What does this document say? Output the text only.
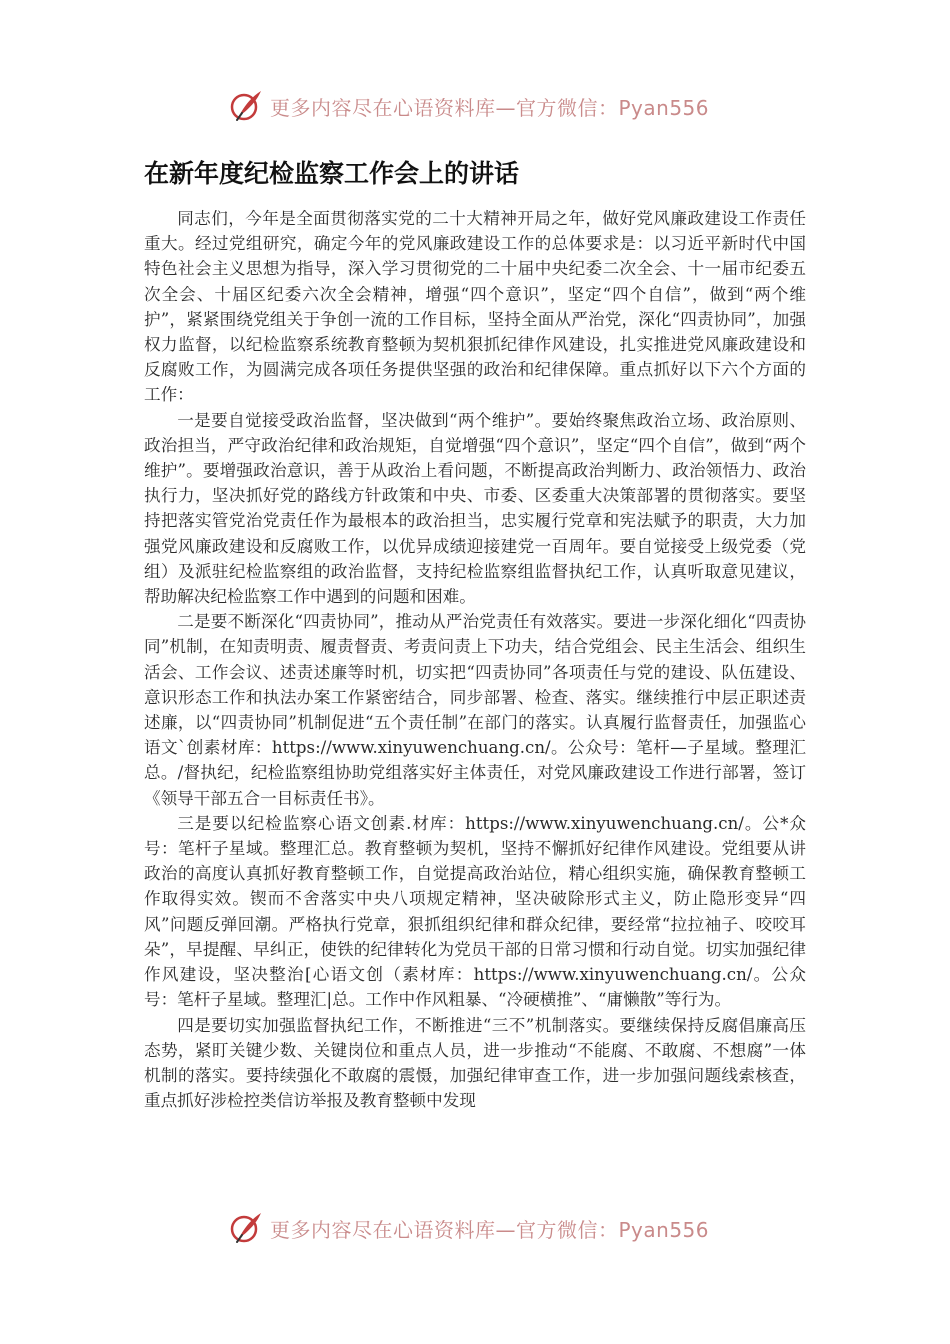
更多内容尽在心语资料库—官方微信：Pyan556
在新年度纪检监察工作会上的讲话

同志们，今年是全面贯彻落实党的二十大精神开局之年，做好党风廉政建设工作责任重大。经过党组研究，确定今年的党风廉政建设工作的总体要求是：以习近平新时代中国特色社会主义思想为指导，深入学习贯彻党的二十届中央纪委二次全会、十一届市纪委五次全会、十届区纪委六次全会精神，增强“四个意识”，坚定“四个自信”，做到“两个维护”，紧紧围绕党组关于争创一流的工作目标，坚持全面从严治党，深化“四责协同”，加强权力监督，以纪检监察系统教育整顿为契机狠抓纪律作风建设，扎实推进党风廉政建设和反腐败工作，为圆满完成各项任务提供坚强的政治和纪律保障。重点抓好以下六个方面的工作：

一是要自觉接受政治监督，坚决做到“两个维护”。要始终聚焦政治立场、政治原则、政治担当，严守政治纪律和政治规矩，自觉增强“四个意识”，坚定“四个自信”，做到“两个维护”。要增强政治意识，善于从政治上看问题，不断提高政治判断力、政治领悟力、政治执行力，坚决抓好党的路线方针政策和中央、市委、区委重大决策部署的贯彻落实。要坚持把落实管党治党责任作为最根本的政治担当，忠实履行党章和宪法赋予的职责，大力加强党风廉政建设和反腐败工作，以优异成绩迎接建党一百周年。要自觉接受上级党委（党组）及派驻纪检监察组的政治监督，支持纪检监察组监督执纪工作，认真听取意见建议，帮助解决纪检监察工作中遇到的问题和困难。

二是要不断深化“四责协同”，推动从严治党责任有效落实。要进一步深化细化“四责协同”机制，在知责明责、履责督责、考责问责上下功夫，结合党组会、民主生活会、组织生活会、工作会议、述责述廉等时机，切实把“四责协同”各项责任与党的建设、队伍建设、意识形态工作和执法办案工作紧密结合，同步部署、检查、落实。继续推行中层正职述责述廉，以“四责协同”机制促进“五个责任制”在部门的落实。认真履行监督责任，加强监心语文`创素材库：https://www.xinyuwenchuang.cn/。公众号：笔杆—子星域。整理汇总。/督执纪，纪检监察组协助党组落实好主体责任，对党风廉政建设工作进行部署，签订《领导干部五合一目标责任书》。

三是要以纪检监察心语文创素.材库：https://www.xinyuwenchuang.cn/。公*众号：笔杆子星域。整理汇总。教育整顿为契机，坚持不懈抓好纪律作风建设。党组要从讲政治的高度认真抓好教育整顿工作，自觉提高政治站位，精心组织实施，确保教育整顿工作取得实效。锲而不舍落实中央八项规定精神，坚决破除形式主义，防止隐形变异“四风”问题反弹回潮。严格执行党章，狠抓组织纪律和群众纪律，要经常“拉拉袖子、咬咬耳朵”，早提醒、早纠正，使铁的纪律转化为党员干部的日常习惯和行动自觉。切实加强纪律作风建设，坚决整治[心语文创（素材库：https://www.xinyuwenchuang.cn/。公众号：笔杆子星域。整理汇|总。工作中作风粗暴、“冷硬横推”、“庸懒散”等行为。

四是要切实加强监督执纪工作，不断推进“三不”机制落实。要继续保持反腐倡廉高压态势，紧盯关键少数、关键岗位和重点人员，进一步推动“不能腐、不敢腐、不想腐”一体机制的落实。要持续强化不敢腐的震慑，加强纪律审查工作，进一步加强问题线索核查，重点抓好涉检控类信访举报及教育整顿中发现

更多内容尽在心语资料库—官方微信：Pyan556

• **Task**
Restate the full listing verbatim and drop every picture.

• **Result of this exercise**
What does this document say? Output the text only.
更多内容尽在心语资料库—官方微信：Pyan556
在新年度纪检监察工作会上的讲话

同志们，今年是全面贯彻落实党的二十大精神开局之年，做好党风廉政建设工作责任重大。经过党组研究，确定今年的党风廉政建设工作的总体要求是：以习近平新时代中国特色社会主义思想为指导，深入学习贯彻党的二十届中央纪委二次全会、十一届市纪委五次全会、十届区纪委六次全会精神，增强“四个意识”，坚定“四个自信”，做到“两个维护”，紧紧围绕党组关于争创一流的工作目标，坚持全面从严治党，深化“四责协同”，加强权力监督，以纪检监察系统教育整顿为契机狠抓纪律作风建设，扎实推进党风廉政建设和反腐败工作，为圆满完成各项任务提供坚强的政治和纪律保障。重点抓好以下六个方面的工作：

一是要自觉接受政治监督，坚决做到“两个维护”。要始终聚焦政治立场、政治原则、政治担当，严守政治纪律和政治规矩，自觉增强“四个意识”，坚定“四个自信”，做到“两个维护”。要增强政治意识，善于从政治上看问题，不断提高政治判断力、政治领悟力、政治执行力，坚决抓好党的路线方针政策和中央、市委、区委重大决策部署的贯彻落实。要坚持把落实管党治党责任作为最根本的政治担当，忠实履行党章和宪法赋予的职责，大力加强党风廉政建设和反腐败工作，以优异成绩迎接建党一百周年。要自觉接受上级党委（党组）及派驻纪检监察组的政治监督，支持纪检监察组监督执纪工作，认真听取意见建议，帮助解决纪检监察工作中遇到的问题和困难。

二是要不断深化“四责协同”，推动从严治党责任有效落实。要进一步深化细化“四责协同”机制，在知责明责、履责督责、考责问责上下功夫，结合党组会、民主生活会、组织生活会、工作会议、述责述廉等时机，切实把“四责协同”各项责任与党的建设、队伍建设、意识形态工作和执法办案工作紧密结合，同步部署、检查、落实。继续推行中层正职述责述廉，以“四责协同”机制促进“五个责任制”在部门的落实。认真履行监督责任，加强监心语文`创素材库：https://www.xinyuwenchuang.cn/。公众号：笔杆—子星域。整理汇总。/督执纪，纪检监察组协助党组落实好主体责任，对党风廉政建设工作进行部署，签订《领导干部五合一目标责任书》。

三是要以纪检监察心语文创素.材库：https://www.xinyuwenchuang.cn/。公*众号：笔杆子星域。整理汇总。教育整顿为契机，坚持不懈抓好纪律作风建设。党组要从讲政治的高度认真抓好教育整顿工作，自觉提高政治站位，精心组织实施，确保教育整顿工作取得实效。锲而不舍落实中央八项规定精神，坚决破除形式主义，防止隐形变异“四风”问题反弹回潮。严格执行党章，狠抓组织纪律和群众纪律，要经常“拉拉袖子、咬咬耳朵”，早提醒、早纠正，使铁的纪律转化为党员干部的日常习惯和行动自觉。切实加强纪律作风建设，坚决整治[心语文创（素材库：https://www.xinyuwenchuang.cn/。公众号：笔杆子星域。整理汇|总。工作中作风粗暴、“冷硬横推”、“庸懒散”等行为。

四是要切实加强监督执纪工作，不断推进“三不”机制落实。要继续保持反腐倡廉高压态势，紧盯关键少数、关键岗位和重点人员，进一步推动“不能腐、不敢腐、不想腐”一体机制的落实。要持续强化不敢腐的震慑，加强纪律审查工作，进一步加强问题线索核查，重点抓好涉检控类信访举报及教育整顿中发现

更多内容尽在心语资料库—官方微信：Pyan556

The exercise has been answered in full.